Keep only the lines of the data below that contain "Nishi", and copy them.

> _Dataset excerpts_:
####################

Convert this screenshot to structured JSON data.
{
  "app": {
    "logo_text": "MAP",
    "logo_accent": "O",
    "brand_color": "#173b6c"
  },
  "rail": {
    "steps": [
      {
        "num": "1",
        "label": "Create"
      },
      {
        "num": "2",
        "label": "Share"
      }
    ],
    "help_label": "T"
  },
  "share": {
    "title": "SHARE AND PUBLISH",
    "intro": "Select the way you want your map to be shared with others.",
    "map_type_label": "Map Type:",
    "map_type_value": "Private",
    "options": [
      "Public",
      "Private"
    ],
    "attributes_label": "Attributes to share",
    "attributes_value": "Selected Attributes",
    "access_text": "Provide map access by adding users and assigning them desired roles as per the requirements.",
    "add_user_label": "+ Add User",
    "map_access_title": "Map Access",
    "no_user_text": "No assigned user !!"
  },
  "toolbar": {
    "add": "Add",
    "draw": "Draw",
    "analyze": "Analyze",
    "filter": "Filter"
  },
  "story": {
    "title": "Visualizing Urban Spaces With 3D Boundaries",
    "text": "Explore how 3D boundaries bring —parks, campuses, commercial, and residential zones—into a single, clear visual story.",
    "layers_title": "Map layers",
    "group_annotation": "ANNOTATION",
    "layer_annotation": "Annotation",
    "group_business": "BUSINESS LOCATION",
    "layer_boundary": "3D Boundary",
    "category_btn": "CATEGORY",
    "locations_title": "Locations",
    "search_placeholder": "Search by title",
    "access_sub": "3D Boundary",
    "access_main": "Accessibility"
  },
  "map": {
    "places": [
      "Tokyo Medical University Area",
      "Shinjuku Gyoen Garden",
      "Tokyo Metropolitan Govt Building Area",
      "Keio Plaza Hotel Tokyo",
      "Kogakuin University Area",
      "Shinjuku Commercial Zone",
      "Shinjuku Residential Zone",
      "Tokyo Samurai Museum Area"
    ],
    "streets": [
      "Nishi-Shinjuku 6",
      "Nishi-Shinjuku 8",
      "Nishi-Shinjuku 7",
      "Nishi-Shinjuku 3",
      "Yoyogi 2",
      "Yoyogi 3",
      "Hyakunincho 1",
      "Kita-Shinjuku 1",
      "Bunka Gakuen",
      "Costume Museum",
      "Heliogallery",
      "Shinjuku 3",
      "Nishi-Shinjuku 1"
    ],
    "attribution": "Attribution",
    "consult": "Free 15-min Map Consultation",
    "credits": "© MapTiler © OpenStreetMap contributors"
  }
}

####################

> _RIGHT ANSWER_:
      "Nishi-Shinjuku 6",
      "Nishi-Shinjuku 8",
      "Nishi-Shinjuku 7",
      "Nishi-Shinjuku 3",
      "Nishi-Shinjuku 1"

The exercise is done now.